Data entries
▼▼▼
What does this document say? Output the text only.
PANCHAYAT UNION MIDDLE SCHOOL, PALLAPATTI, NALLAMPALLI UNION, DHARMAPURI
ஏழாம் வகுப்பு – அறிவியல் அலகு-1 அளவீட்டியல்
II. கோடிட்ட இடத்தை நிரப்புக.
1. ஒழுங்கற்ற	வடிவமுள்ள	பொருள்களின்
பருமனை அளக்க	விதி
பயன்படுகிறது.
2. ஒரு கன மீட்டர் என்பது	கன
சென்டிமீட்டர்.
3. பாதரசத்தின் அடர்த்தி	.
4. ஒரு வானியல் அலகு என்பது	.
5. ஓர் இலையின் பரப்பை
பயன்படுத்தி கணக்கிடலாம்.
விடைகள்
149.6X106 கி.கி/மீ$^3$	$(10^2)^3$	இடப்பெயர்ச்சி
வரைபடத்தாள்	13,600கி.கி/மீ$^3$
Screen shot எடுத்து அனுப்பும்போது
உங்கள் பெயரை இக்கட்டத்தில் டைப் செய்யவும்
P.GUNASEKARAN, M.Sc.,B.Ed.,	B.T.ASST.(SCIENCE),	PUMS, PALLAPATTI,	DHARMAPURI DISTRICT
▲▲▲
*Instructions to follow*
Give the listing above again, word for word.

*Right answer*
What does this document say? Output the text only.
PANCHAYAT UNION MIDDLE SCHOOL, PALLAPATTI, NALLAMPALLI UNION, DHARMAPURI
ஏழாம் வகுப்பு – அறிவியல் அலகு-1 அளவீட்டியல்
II. கோடிட்ட இடத்தை நிரப்புக.
1. ஒழுங்கற்ற	வடிவமுள்ள	பொருள்களின்
பருமனை அளக்க	விதி
பயன்படுகிறது.
2. ஒரு கன மீட்டர் என்பது	கன
சென்டிமீட்டர்.
3. பாதரசத்தின் அடர்த்தி	.
4. ஒரு வானியல் அலகு என்பது	.
5. ஓர் இலையின் பரப்பை
பயன்படுத்தி கணக்கிடலாம்.
விடைகள்
149.6X106 கி.கி/மீ$^3$	$(10^2)^3$	இடப்பெயர்ச்சி
வரைபடத்தாள்	13,600கி.கி/மீ$^3$
Screen shot எடுத்து அனுப்பும்போது
உங்கள் பெயரை இக்கட்டத்தில் டைப் செய்யவும்
P.GUNASEKARAN, M.Sc.,B.Ed.,	B.T.ASST.(SCIENCE),	PUMS, PALLAPATTI,	DHARMAPURI DISTRICT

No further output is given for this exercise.